* _Dataset records_:
START
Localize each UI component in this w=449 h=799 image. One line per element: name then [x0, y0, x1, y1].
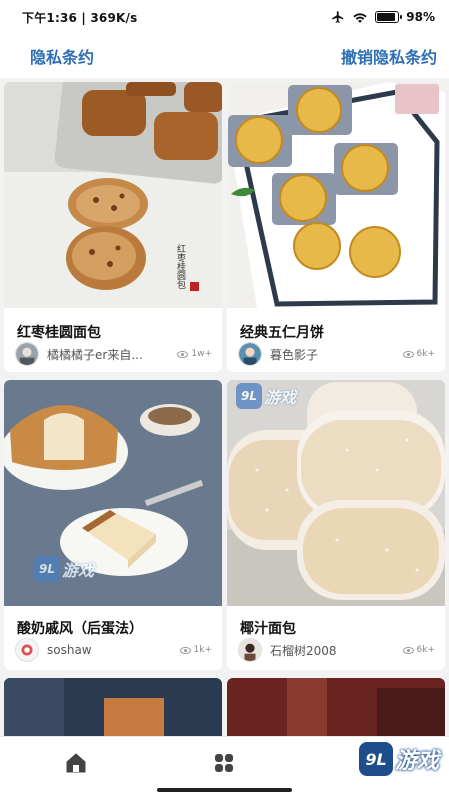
- status-bar: 下午1:36 | 369K/s 98%: [0, 0, 449, 34]
- watermark-logo: 9L 游戏: [358, 742, 439, 776]
- eye-icon: [402, 350, 414, 358]
- recipe-meta: soshaw 1k+: [15, 638, 212, 662]
- revoke-privacy-link[interactable]: 撤销隐私条约: [341, 44, 437, 68]
- privacy-policy-link[interactable]: 隐私条约: [30, 44, 94, 68]
- grid-icon[interactable]: [212, 751, 236, 775]
- view-count: 1k+: [179, 645, 212, 655]
- battery-icon: [375, 11, 403, 23]
- recipe-title: 酸奶戚风（后蛋法）: [17, 621, 143, 637]
- eye-icon: [177, 350, 189, 358]
- author-name: 暮色影子: [270, 347, 319, 362]
- avatar: [238, 638, 262, 662]
- view-count: 6k+: [402, 645, 435, 655]
- author-name: 石榴树2008: [270, 643, 337, 658]
- recipe-photo[interactable]: [227, 678, 445, 740]
- recipe-meta: 石榴树2008 6k+: [238, 638, 435, 662]
- home-icon[interactable]: [64, 751, 88, 775]
- recipe-card[interactable]: 椰汁面包 石榴树2008 6k+: [227, 380, 445, 670]
- home-indicator[interactable]: [157, 788, 292, 792]
- recipe-photo[interactable]: [227, 380, 445, 606]
- recipe-card[interactable]: 红枣桂圆包 红枣桂圆面包 橘橘橘子er来自... 1w+: [4, 82, 222, 372]
- avatar: [238, 342, 262, 366]
- recipe-title: 经典五仁月饼: [240, 325, 324, 341]
- eye-icon: [179, 646, 191, 654]
- recipe-card[interactable]: 经典五仁月饼 暮色影子 6k+: [227, 82, 445, 372]
- recipe-card[interactable]: 酸奶戚风（后蛋法） soshaw 1k+: [4, 380, 222, 670]
- recipe-meta: 暮色影子 6k+: [238, 342, 435, 366]
- wifi-icon: [353, 12, 367, 23]
- recipe-grid: 红枣桂圆包 红枣桂圆面包 橘橘橘子er来自... 1w+ 经典五仁月饼 暮色影子…: [0, 78, 449, 740]
- author-name: 橘橘橘子er来自...: [47, 347, 143, 362]
- top-header: 隐私条约 撤销隐私条约: [0, 34, 449, 78]
- avatar: [15, 638, 39, 662]
- watermark-logo: 9L 游戏: [34, 556, 94, 582]
- recipe-card[interactable]: [227, 678, 445, 740]
- battery-percent: 98%: [406, 10, 435, 24]
- view-count: 1w+: [177, 349, 212, 359]
- author-name: soshaw: [47, 643, 92, 657]
- recipe-title: 椰汁面包: [240, 621, 296, 637]
- recipe-photo[interactable]: [227, 82, 445, 308]
- view-count: 6k+: [402, 349, 435, 359]
- watermark-logo: 9L 游戏: [236, 383, 296, 409]
- status-time-speed: 下午1:36 | 369K/s: [22, 10, 138, 25]
- eye-icon: [402, 646, 414, 654]
- recipe-title: 红枣桂圆面包: [17, 325, 101, 341]
- recipe-photo[interactable]: 红枣桂圆包: [4, 82, 222, 308]
- airplane-icon: [332, 11, 344, 23]
- recipe-photo[interactable]: [4, 678, 222, 740]
- recipe-meta: 橘橘橘子er来自... 1w+: [15, 342, 212, 366]
- photo-caption: 红枣桂圆包: [175, 243, 186, 289]
- recipe-card[interactable]: [4, 678, 222, 740]
- avatar: [15, 342, 39, 366]
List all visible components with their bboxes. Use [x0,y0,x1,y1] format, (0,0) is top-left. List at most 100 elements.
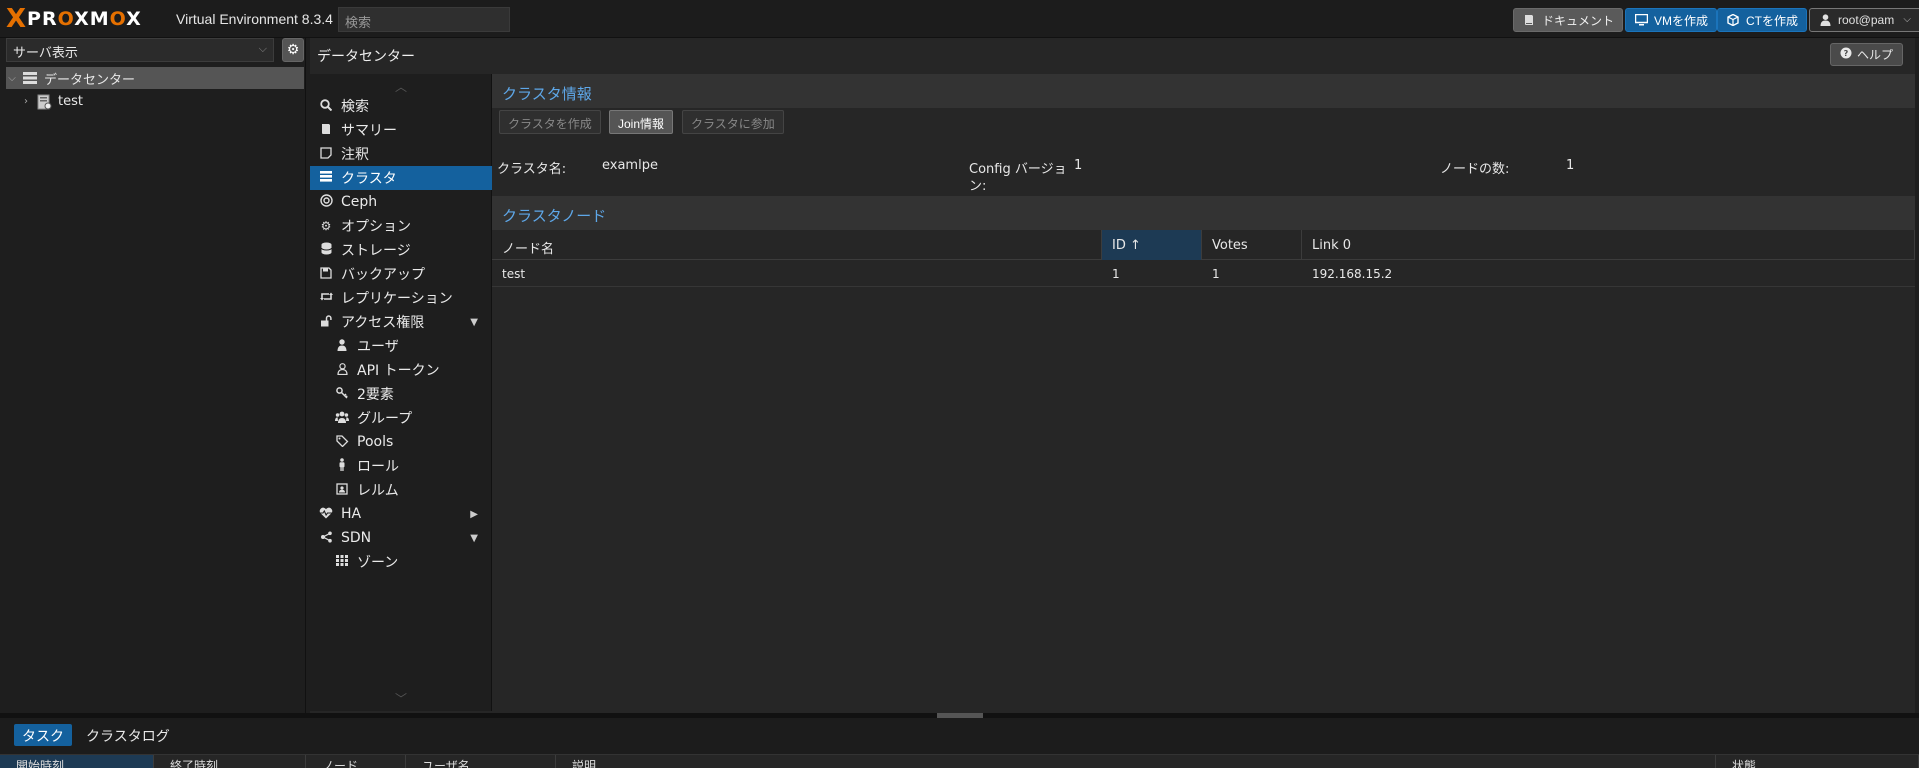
menu-item-backup[interactable]: バックアップ [310,262,492,286]
documentation-label: ドキュメント [1542,13,1615,28]
column-description[interactable]: 説明 [556,755,1716,768]
unlock-icon [319,314,333,330]
config-version-value: 1 [1074,158,1083,173]
menu-item-two-factor[interactable]: 2要素 [310,382,492,406]
menu-item-label: ユーザ [357,339,399,355]
heartbeat-icon [319,507,333,522]
node-count-label: ノードの数: [1440,162,1510,177]
top-header: X PROXMOX Virtual Environment 8.3.4 検索 ド… [0,0,1919,38]
menu-item-replication[interactable]: レプリケーション [310,286,492,310]
nodes-grid-header: ノード名 ID ↑ Votes Link 0 [492,230,1915,260]
column-id-sorted[interactable]: ID ↑ [1102,230,1202,260]
table-row[interactable]: test 1 1 192.168.15.2 [492,261,1915,287]
menu-item-storage[interactable]: ストレージ [310,238,492,262]
column-node[interactable]: ノード [306,755,406,768]
menu-item-label: バックアップ [341,267,425,283]
menu-item-options[interactable]: ⚙ オプション [310,214,492,238]
menu-item-realms[interactable]: レルム [310,478,492,502]
menu-item-zones[interactable]: ゾーン [310,550,492,574]
tree-item-node-test[interactable]: › test [20,90,304,112]
menu-item-cluster[interactable]: クラスタ [310,166,492,190]
cube-icon [1726,13,1740,27]
menu-item-roles[interactable]: ロール [310,454,492,478]
ceph-icon [319,194,333,210]
menu-item-sdn[interactable]: SDN ▼ [310,526,492,550]
menu-item-search[interactable]: 検索 [310,94,492,118]
cell-id: 1 [1112,267,1120,281]
database-icon [319,242,333,258]
scroll-up-icon[interactable]: ︿ [310,78,492,94]
column-end-time[interactable]: 終了時刻 [154,755,306,768]
join-cluster-button[interactable]: クラスタに参加 [682,110,784,134]
cluster-panel: クラスタ情報 クラスタを作成 Join情報 クラスタに参加 クラスタ名: exa… [492,74,1915,711]
menu-item-label: クラスタ [341,171,397,187]
menu-item-api-tokens[interactable]: API トークン [310,358,492,382]
book-icon [319,123,333,138]
cluster-name-value: examlpe [602,158,658,173]
menu-item-label: グループ [357,411,413,427]
logo-wordmark: PROXMOX [27,8,142,30]
column-link0[interactable]: Link 0 [1302,230,1915,260]
column-votes[interactable]: Votes [1202,230,1302,260]
grid-icon [335,555,349,569]
menu-item-groups[interactable]: グループ [310,406,492,430]
users-icon [335,411,349,426]
menu-item-label: 2要素 [357,387,394,403]
column-status[interactable]: 状態 [1716,755,1919,768]
proxmox-logo[interactable]: X PROXMOX [6,6,142,32]
menu-item-label: サマリー [341,123,397,139]
create-ct-label: CTを作成 [1746,13,1798,28]
cluster-info-header: クラスタ情報 [492,74,1915,108]
menu-item-pools[interactable]: Pools [310,430,492,454]
menu-item-summary[interactable]: サマリー [310,118,492,142]
menu-item-label: Pools [357,434,394,450]
note-icon [319,146,333,162]
column-start-time[interactable]: 開始時刻 [0,755,154,768]
svg-text:?: ? [1844,49,1849,58]
create-vm-button[interactable]: VMを作成 [1625,8,1718,32]
join-information-button[interactable]: Join情報 [609,110,674,134]
chevron-down-icon: ⌵ [1903,14,1911,25]
retweet-icon [319,291,333,305]
menu-item-label: ゾーン [357,555,399,571]
view-selector-value: サーバ表示 [13,46,78,61]
tree-settings-button[interactable]: ⚙ [282,38,304,62]
user-name: root@pam [1838,13,1895,27]
gear-icon: ⚙ [320,219,332,233]
key-icon [335,386,349,402]
log-panel: タスク クラスタログ 開始時刻 終了時刻 ノード ユーザ名 説明 状態 [0,718,1919,768]
desktop-icon [1634,13,1648,27]
column-user[interactable]: ユーザ名 [406,755,556,768]
chevron-down-icon: ⌵ [258,42,267,55]
menu-item-label: レルム [357,483,399,499]
menu-item-ha[interactable]: HA ▶ [310,502,492,526]
create-cluster-button[interactable]: クラスタを作成 [499,110,601,134]
view-selector[interactable]: サーバ表示 ⌵ [6,38,274,62]
menu-item-ceph[interactable]: Ceph [310,190,492,214]
tab-cluster-log[interactable]: クラスタログ [78,724,178,746]
config-version-label-wrap: ン: [969,179,987,194]
search-input[interactable]: 検索 [338,7,510,32]
user-menu-button[interactable]: root@pam ⌵ [1809,8,1919,32]
content-area: データセンター ? ヘルプ ︿ 検索 サマリー 注釈 クラスタ Ceph ⚙ オ… [310,38,1915,713]
menu-item-label: Ceph [341,194,378,210]
menu-item-users[interactable]: ユーザ [310,334,492,358]
tree-item-datacenter[interactable]: ⌵ データセンター [6,67,304,89]
help-button[interactable]: ? ヘルプ [1829,43,1903,66]
cluster-nodes-title: クラスタノード [502,207,607,225]
male-icon [335,458,349,474]
cluster-name-label: クラスタ名: [497,162,567,177]
caret-down-icon: ▼ [470,316,478,328]
documentation-button[interactable]: ドキュメント [1513,8,1624,32]
cluster-toolbar: クラスタを作成 Join情報 クラスタに参加 [492,110,1915,140]
tab-tasks[interactable]: タスク [14,724,72,746]
create-ct-button[interactable]: CTを作成 [1717,8,1807,32]
column-node-name[interactable]: ノード名 [492,230,1102,260]
menu-item-notes[interactable]: 注釈 [310,142,492,166]
user-outline-icon [335,362,349,378]
cluster-info-title: クラスタ情報 [502,85,592,103]
menu-item-permissions[interactable]: アクセス権限 ▼ [310,310,492,334]
cell-node-name: test [502,267,526,281]
scroll-down-icon[interactable]: ﹀ [310,690,492,706]
node-count-value: 1 [1566,158,1575,173]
END
* _Directions_: Copy the data above exactly, everything from the line containing "- status-bar: 下午1:36" down to the line containing "- battery-icon: [375, 11, 403, 23]", with both of those lines included.

* _Result_:
- status-bar: 下午1:36 | 369K/s 98%: [0, 0, 449, 34]
- watermark-logo: 9L 游戏: [358, 742, 439, 776]
- eye-icon: [402, 350, 414, 358]
- recipe-meta: soshaw 1k+: [15, 638, 212, 662]
- revoke-privacy-link[interactable]: 撤销隐私条约: [341, 44, 437, 68]
- privacy-policy-link[interactable]: 隐私条约: [30, 44, 94, 68]
- grid-icon[interactable]: [212, 751, 236, 775]
- view-count: 1k+: [179, 645, 212, 655]
- battery-icon: [375, 11, 403, 23]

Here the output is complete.